Take every line where the string "BACĂU" appears and copy it.

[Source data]
— Begin —

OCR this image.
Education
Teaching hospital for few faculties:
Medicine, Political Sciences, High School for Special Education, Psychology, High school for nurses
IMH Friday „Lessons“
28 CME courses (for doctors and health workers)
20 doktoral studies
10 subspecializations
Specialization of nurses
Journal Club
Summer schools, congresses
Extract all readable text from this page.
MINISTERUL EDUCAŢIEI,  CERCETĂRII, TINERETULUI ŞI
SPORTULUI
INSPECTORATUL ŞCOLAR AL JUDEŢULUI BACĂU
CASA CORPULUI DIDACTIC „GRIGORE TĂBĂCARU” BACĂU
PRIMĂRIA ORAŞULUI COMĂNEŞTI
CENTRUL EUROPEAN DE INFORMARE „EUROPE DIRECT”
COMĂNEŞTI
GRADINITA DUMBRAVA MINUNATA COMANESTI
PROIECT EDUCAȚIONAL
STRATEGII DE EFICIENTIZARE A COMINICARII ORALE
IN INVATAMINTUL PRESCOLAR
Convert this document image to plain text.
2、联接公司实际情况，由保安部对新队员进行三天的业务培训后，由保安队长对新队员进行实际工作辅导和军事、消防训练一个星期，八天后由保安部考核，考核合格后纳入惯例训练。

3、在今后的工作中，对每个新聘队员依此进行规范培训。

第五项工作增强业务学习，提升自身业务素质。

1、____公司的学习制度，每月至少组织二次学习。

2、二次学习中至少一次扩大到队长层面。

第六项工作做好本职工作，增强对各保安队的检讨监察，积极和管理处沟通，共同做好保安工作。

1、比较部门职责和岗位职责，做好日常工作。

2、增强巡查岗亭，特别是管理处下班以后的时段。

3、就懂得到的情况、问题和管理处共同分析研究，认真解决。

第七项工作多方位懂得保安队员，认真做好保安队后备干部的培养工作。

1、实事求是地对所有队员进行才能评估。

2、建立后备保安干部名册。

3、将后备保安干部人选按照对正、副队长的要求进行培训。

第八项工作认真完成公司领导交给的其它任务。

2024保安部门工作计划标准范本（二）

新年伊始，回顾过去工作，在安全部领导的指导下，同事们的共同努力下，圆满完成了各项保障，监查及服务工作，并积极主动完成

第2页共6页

— End —
— Begin —

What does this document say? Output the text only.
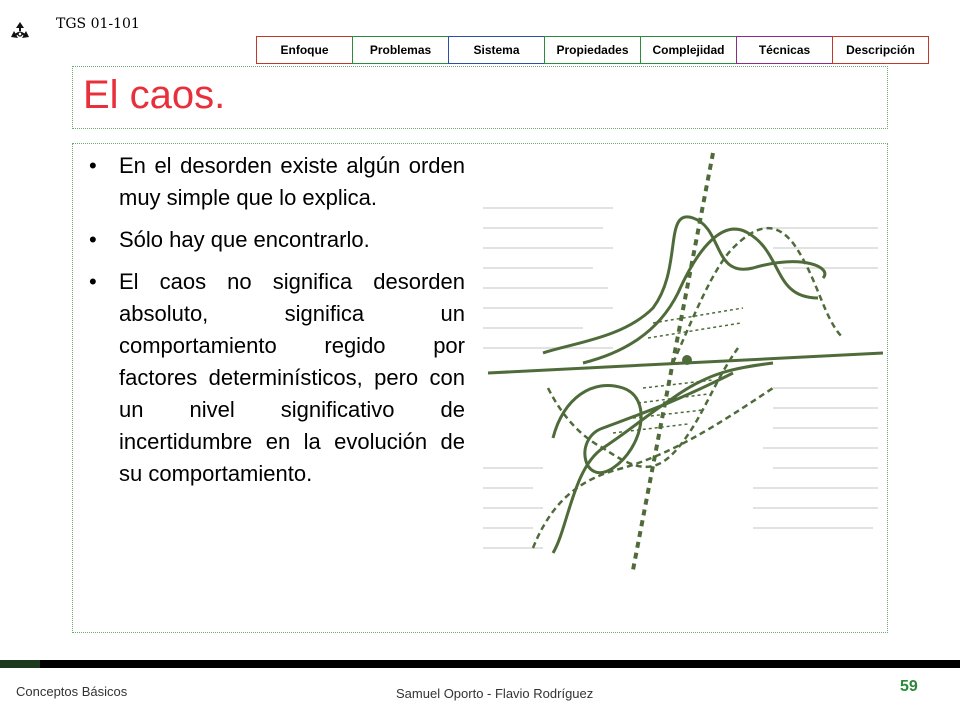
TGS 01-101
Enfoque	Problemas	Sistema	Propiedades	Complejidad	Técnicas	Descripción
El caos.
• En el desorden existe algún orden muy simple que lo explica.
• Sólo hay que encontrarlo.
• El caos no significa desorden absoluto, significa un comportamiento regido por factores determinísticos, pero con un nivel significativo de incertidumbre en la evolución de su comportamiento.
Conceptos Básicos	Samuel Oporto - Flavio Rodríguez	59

— End —
— Begin —

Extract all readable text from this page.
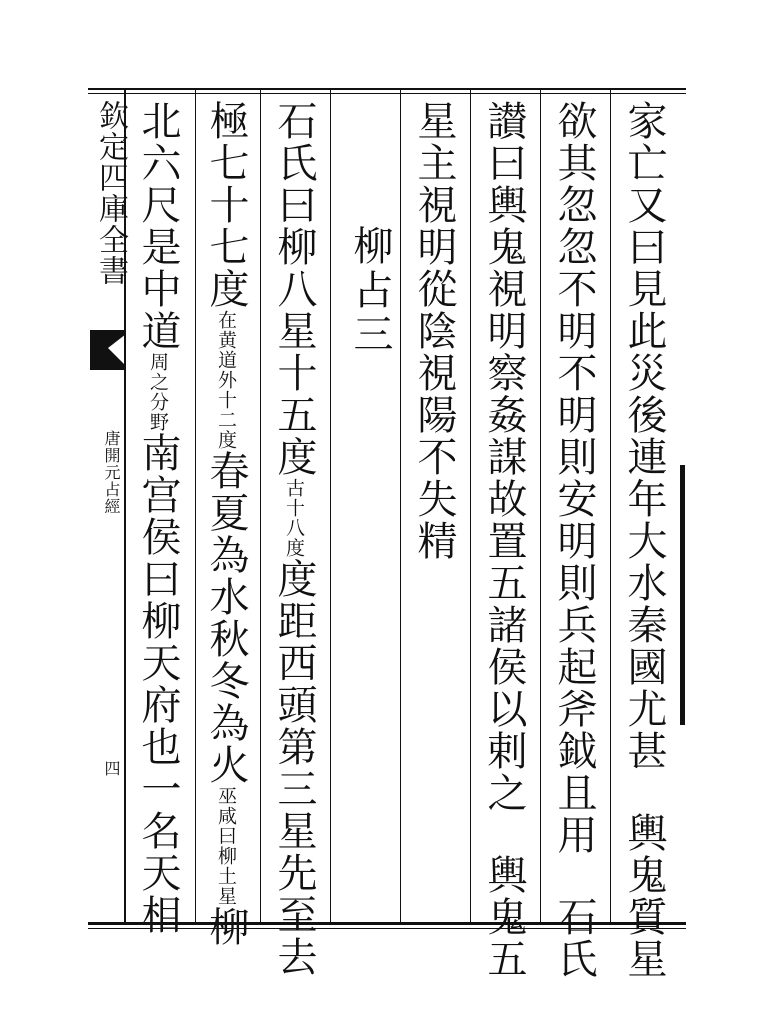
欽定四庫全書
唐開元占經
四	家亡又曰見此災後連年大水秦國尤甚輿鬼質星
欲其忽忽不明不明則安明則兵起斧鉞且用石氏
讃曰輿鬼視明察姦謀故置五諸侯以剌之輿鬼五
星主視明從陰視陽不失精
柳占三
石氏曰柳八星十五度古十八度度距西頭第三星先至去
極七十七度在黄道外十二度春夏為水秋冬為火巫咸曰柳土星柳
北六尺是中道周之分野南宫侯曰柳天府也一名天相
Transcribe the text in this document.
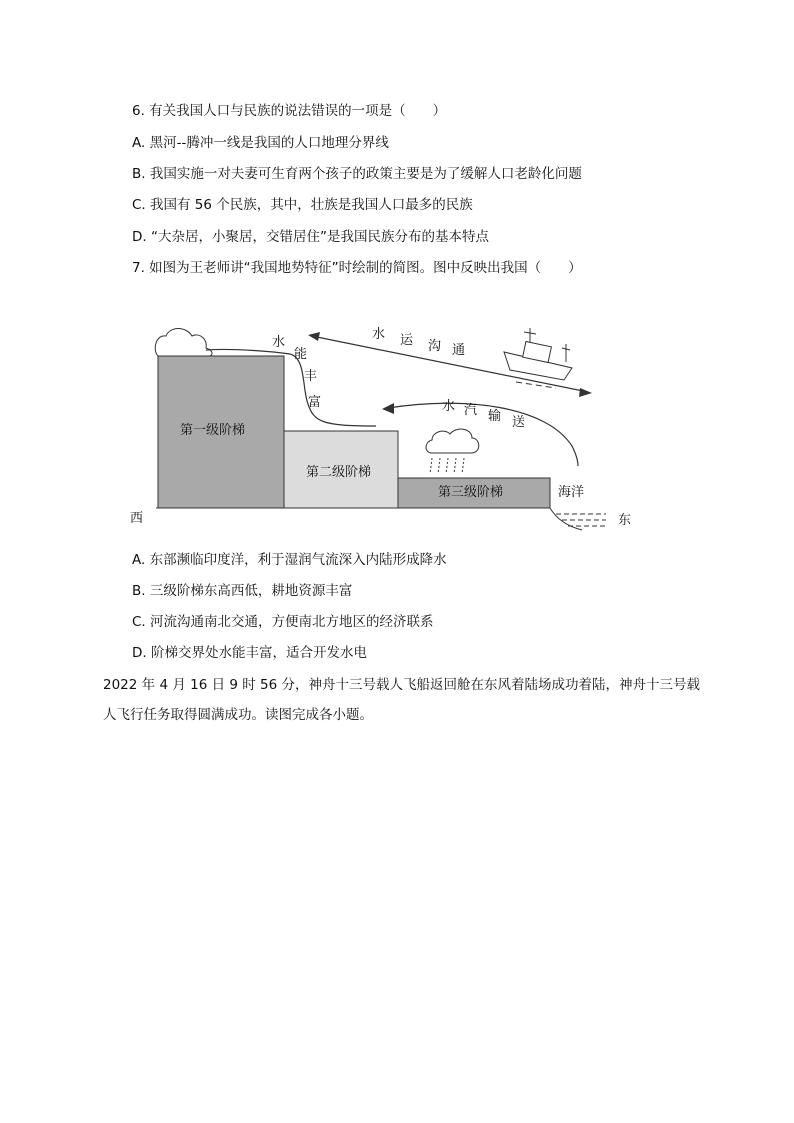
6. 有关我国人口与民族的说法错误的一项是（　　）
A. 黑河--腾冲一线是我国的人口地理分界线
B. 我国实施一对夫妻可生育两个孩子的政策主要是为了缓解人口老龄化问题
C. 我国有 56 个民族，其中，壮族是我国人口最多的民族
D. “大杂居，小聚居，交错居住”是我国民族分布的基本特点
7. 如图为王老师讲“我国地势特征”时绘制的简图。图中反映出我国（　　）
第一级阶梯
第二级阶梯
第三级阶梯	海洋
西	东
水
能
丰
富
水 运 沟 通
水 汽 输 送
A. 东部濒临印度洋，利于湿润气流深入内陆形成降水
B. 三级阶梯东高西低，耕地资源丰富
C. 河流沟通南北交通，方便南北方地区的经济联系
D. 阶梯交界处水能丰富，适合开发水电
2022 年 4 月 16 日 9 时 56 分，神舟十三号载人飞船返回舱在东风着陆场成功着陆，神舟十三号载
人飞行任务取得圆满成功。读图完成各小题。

— End —

* TASK ANSWER:
INSPECTORATUL ŞCOLAR AL JUDEŢULUI BACĂU
CASA CORPULUI DIDACTIC „GRIGORE TĂBĂCARU” BACĂU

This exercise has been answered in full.